Problem details
Read the entries below and pull out each line with the string "Evolution".

Data rows
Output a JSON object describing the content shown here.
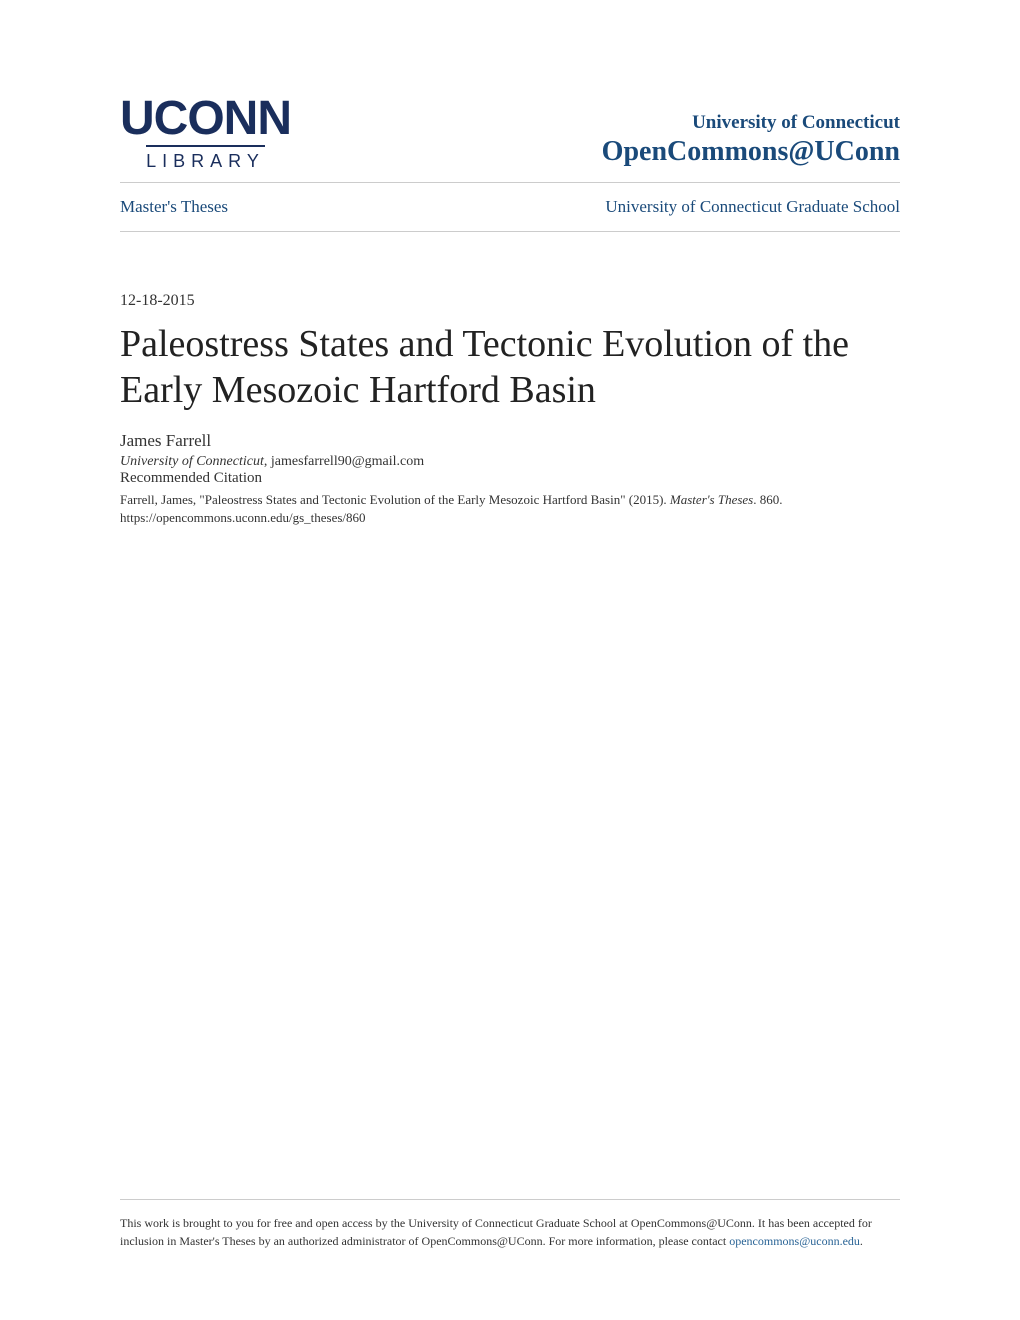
{
  "logo": {
    "main": "UCONN",
    "sub": "LIBRARY"
  },
  "header": {
    "university": "University of Connecticut",
    "repository": "OpenCommons@UConn"
  },
  "breadcrumb": {
    "left": "Master's Theses",
    "right": "University of Connecticut Graduate School"
  },
  "document": {
    "date": "12-18-2015",
    "title": "Paleostress States and Tectonic Evolution of the Early Mesozoic Hartford Basin",
    "author": "James Farrell",
    "affiliation": "University of Connecticut",
    "email": ", jamesfarrell90@gmail.com"
  },
  "citation": {
    "heading": "Recommended Citation",
    "text_part1": "Farrell, James, \"Paleostress States and Tectonic Evolution of the Early Mesozoic Hartford Basin\" (2015). ",
    "text_italic": "Master's Theses",
    "text_part2": ". 860.",
    "url": "https://opencommons.uconn.edu/gs_theses/860"
  },
  "footer": {
    "text": "This work is brought to you for free and open access by the University of Connecticut Graduate School at OpenCommons@UConn. It has been accepted for inclusion in Master's Theses by an authorized administrator of OpenCommons@UConn. For more information, please contact ",
    "link": "opencommons@uconn.edu",
    "period": "."
  },
  "colors": {
    "brand_navy": "#1a2e5c",
    "brand_blue": "#1a4a7a",
    "text_dark": "#333333",
    "link_blue": "#2a6496",
    "border_gray": "#cccccc",
    "background": "#ffffff"
  }
}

Full response
    "title": "Paleostress States and Tectonic Evolution of the Early Mesozoic Hartford Basin",
    "text_part1": "Farrell, James, \"Paleostress States and Tectonic Evolution of the Early Mesozoic Hartford Basin\" (2015). ",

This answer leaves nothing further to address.